• INSTRUCTIONS TO FOLLOW
Write out the material exactly, leaving every picture behind.

• THE RECORDS
⟨

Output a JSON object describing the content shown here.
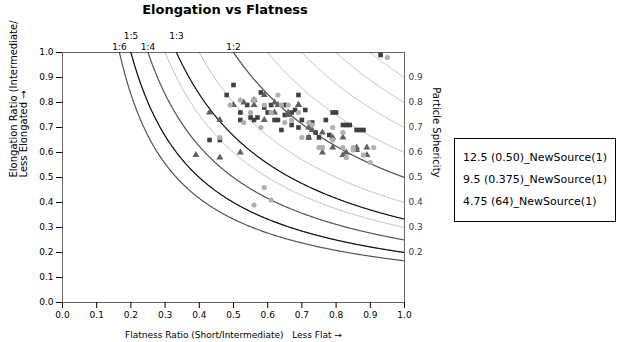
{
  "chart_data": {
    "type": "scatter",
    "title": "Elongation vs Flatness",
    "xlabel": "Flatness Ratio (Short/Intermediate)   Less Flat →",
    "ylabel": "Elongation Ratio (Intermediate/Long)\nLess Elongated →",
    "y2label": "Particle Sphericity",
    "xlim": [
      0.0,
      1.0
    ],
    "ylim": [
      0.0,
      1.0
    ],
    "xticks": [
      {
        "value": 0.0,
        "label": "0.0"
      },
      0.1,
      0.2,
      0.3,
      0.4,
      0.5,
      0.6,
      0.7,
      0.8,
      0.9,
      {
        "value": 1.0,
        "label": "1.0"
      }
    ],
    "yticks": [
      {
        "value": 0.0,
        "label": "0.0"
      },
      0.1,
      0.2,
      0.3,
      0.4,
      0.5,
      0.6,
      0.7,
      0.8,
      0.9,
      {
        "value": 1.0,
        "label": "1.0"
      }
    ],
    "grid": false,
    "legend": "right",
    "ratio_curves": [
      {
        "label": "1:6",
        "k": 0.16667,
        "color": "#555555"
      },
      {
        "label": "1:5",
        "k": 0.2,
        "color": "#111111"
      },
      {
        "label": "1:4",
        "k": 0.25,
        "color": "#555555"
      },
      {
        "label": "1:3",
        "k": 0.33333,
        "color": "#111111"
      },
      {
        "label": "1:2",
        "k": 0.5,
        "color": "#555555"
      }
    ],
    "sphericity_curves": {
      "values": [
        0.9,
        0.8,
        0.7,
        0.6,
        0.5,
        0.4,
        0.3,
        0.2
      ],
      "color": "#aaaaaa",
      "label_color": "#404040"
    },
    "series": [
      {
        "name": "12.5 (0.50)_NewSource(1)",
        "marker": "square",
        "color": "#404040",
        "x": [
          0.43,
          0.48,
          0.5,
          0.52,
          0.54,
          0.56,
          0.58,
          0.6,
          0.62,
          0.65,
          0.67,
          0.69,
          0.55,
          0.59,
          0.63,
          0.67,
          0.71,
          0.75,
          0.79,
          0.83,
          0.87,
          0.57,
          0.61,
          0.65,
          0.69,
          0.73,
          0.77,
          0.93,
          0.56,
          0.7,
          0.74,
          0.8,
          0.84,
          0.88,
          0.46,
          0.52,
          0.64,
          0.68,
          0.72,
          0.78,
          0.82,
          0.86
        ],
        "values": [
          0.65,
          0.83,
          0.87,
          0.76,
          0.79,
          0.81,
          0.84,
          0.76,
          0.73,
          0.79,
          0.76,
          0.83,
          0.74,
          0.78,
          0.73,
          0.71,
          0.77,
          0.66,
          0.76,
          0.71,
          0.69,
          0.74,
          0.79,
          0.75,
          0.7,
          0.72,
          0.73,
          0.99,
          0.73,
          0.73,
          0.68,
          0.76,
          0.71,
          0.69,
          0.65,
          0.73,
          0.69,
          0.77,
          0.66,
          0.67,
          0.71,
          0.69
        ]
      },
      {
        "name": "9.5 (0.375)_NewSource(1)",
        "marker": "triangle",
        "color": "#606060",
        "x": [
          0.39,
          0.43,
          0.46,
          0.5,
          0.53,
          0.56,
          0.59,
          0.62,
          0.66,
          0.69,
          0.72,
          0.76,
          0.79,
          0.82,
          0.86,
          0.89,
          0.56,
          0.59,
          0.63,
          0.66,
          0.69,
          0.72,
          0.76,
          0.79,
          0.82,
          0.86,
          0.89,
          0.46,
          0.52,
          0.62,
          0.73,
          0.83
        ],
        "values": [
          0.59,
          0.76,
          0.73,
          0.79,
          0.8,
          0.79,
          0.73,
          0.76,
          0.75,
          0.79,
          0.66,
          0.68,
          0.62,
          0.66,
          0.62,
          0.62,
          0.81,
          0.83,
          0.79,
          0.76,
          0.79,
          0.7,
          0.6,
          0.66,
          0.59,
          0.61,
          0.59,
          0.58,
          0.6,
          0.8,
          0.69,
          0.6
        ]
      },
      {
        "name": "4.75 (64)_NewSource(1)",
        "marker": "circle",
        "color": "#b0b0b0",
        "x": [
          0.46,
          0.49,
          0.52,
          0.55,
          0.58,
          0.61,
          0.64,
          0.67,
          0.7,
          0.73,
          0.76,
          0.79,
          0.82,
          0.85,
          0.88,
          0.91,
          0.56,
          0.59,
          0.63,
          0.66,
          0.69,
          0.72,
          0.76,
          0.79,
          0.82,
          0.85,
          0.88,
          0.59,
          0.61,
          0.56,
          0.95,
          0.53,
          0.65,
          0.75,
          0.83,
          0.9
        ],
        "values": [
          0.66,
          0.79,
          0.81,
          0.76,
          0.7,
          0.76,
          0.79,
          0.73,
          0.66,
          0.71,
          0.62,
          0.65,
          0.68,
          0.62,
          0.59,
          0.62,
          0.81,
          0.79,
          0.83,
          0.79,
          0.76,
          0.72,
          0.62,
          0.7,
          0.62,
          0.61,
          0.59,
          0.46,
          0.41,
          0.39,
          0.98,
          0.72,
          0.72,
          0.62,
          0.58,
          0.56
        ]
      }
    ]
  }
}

⟩

• SOLUTION TO THE PROBLEM
Output a JSON object describing the content shown here.
{
  "chart_data": {
    "type": "scatter",
    "title": "Elongation vs Flatness",
    "xlabel": "Flatness Ratio (Short/Intermediate)   Less Flat →",
    "ylabel": "Elongation Ratio (Intermediate/Long)\nLess Elongated →",
    "y2label": "Particle Sphericity",
    "xlim": [
      0.0,
      1.0
    ],
    "ylim": [
      0.0,
      1.0
    ],
    "xticks": [
      {
        "value": 0.0,
        "label": "0.0"
      },
      0.1,
      0.2,
      0.3,
      0.4,
      0.5,
      0.6,
      0.7,
      0.8,
      0.9,
      {
        "value": 1.0,
        "label": "1.0"
      }
    ],
    "yticks": [
      {
        "value": 0.0,
        "label": "0.0"
      },
      0.1,
      0.2,
      0.3,
      0.4,
      0.5,
      0.6,
      0.7,
      0.8,
      0.9,
      {
        "value": 1.0,
        "label": "1.0"
      }
    ],
    "grid": false,
    "legend": "right",
    "ratio_curves": [
      {
        "label": "1:6",
        "k": 0.16667,
        "color": "#555555"
      },
      {
        "label": "1:5",
        "k": 0.2,
        "color": "#111111"
      },
      {
        "label": "1:4",
        "k": 0.25,
        "color": "#555555"
      },
      {
        "label": "1:3",
        "k": 0.33333,
        "color": "#111111"
      },
      {
        "label": "1:2",
        "k": 0.5,
        "color": "#555555"
      }
    ],
    "sphericity_curves": {
      "values": [
        0.9,
        0.8,
        0.7,
        0.6,
        0.5,
        0.4,
        0.3,
        0.2
      ],
      "color": "#aaaaaa",
      "label_color": "#404040"
    },
    "series": [
      {
        "name": "12.5 (0.50)_NewSource(1)",
        "marker": "square",
        "color": "#404040",
        "x": [
          0.43,
          0.48,
          0.5,
          0.52,
          0.54,
          0.56,
          0.58,
          0.6,
          0.62,
          0.65,
          0.67,
          0.69,
          0.55,
          0.59,
          0.63,
          0.67,
          0.71,
          0.75,
          0.79,
          0.83,
          0.87,
          0.57,
          0.61,
          0.65,
          0.69,
          0.73,
          0.77,
          0.93,
          0.56,
          0.7,
          0.74,
          0.8,
          0.84,
          0.88,
          0.46,
          0.52,
          0.64,
          0.68,
          0.72,
          0.78,
          0.82,
          0.86
        ],
        "values": [
          0.65,
          0.83,
          0.87,
          0.76,
          0.79,
          0.81,
          0.84,
          0.76,
          0.73,
          0.79,
          0.76,
          0.83,
          0.74,
          0.78,
          0.73,
          0.71,
          0.77,
          0.66,
          0.76,
          0.71,
          0.69,
          0.74,
          0.79,
          0.75,
          0.7,
          0.72,
          0.73,
          0.99,
          0.73,
          0.73,
          0.68,
          0.76,
          0.71,
          0.69,
          0.65,
          0.73,
          0.69,
          0.77,
          0.66,
          0.67,
          0.71,
          0.69
        ]
      },
      {
        "name": "9.5 (0.375)_NewSource(1)",
        "marker": "triangle",
        "color": "#606060",
        "x": [
          0.39,
          0.43,
          0.46,
          0.5,
          0.53,
          0.56,
          0.59,
          0.62,
          0.66,
          0.69,
          0.72,
          0.76,
          0.79,
          0.82,
          0.86,
          0.89,
          0.56,
          0.59,
          0.63,
          0.66,
          0.69,
          0.72,
          0.76,
          0.79,
          0.82,
          0.86,
          0.89,
          0.46,
          0.52,
          0.62,
          0.73,
          0.83
        ],
        "values": [
          0.59,
          0.76,
          0.73,
          0.79,
          0.8,
          0.79,
          0.73,
          0.76,
          0.75,
          0.79,
          0.66,
          0.68,
          0.62,
          0.66,
          0.62,
          0.62,
          0.81,
          0.83,
          0.79,
          0.76,
          0.79,
          0.7,
          0.6,
          0.66,
          0.59,
          0.61,
          0.59,
          0.58,
          0.6,
          0.8,
          0.69,
          0.6
        ]
      },
      {
        "name": "4.75 (64)_NewSource(1)",
        "marker": "circle",
        "color": "#b0b0b0",
        "x": [
          0.46,
          0.49,
          0.52,
          0.55,
          0.58,
          0.61,
          0.64,
          0.67,
          0.7,
          0.73,
          0.76,
          0.79,
          0.82,
          0.85,
          0.88,
          0.91,
          0.56,
          0.59,
          0.63,
          0.66,
          0.69,
          0.72,
          0.76,
          0.79,
          0.82,
          0.85,
          0.88,
          0.59,
          0.61,
          0.56,
          0.95,
          0.53,
          0.65,
          0.75,
          0.83,
          0.9
        ],
        "values": [
          0.66,
          0.79,
          0.81,
          0.76,
          0.7,
          0.76,
          0.79,
          0.73,
          0.66,
          0.71,
          0.62,
          0.65,
          0.68,
          0.62,
          0.59,
          0.62,
          0.81,
          0.79,
          0.83,
          0.79,
          0.76,
          0.72,
          0.62,
          0.7,
          0.62,
          0.61,
          0.59,
          0.46,
          0.41,
          0.39,
          0.98,
          0.72,
          0.72,
          0.62,
          0.58,
          0.56
        ]
      }
    ]
  }
}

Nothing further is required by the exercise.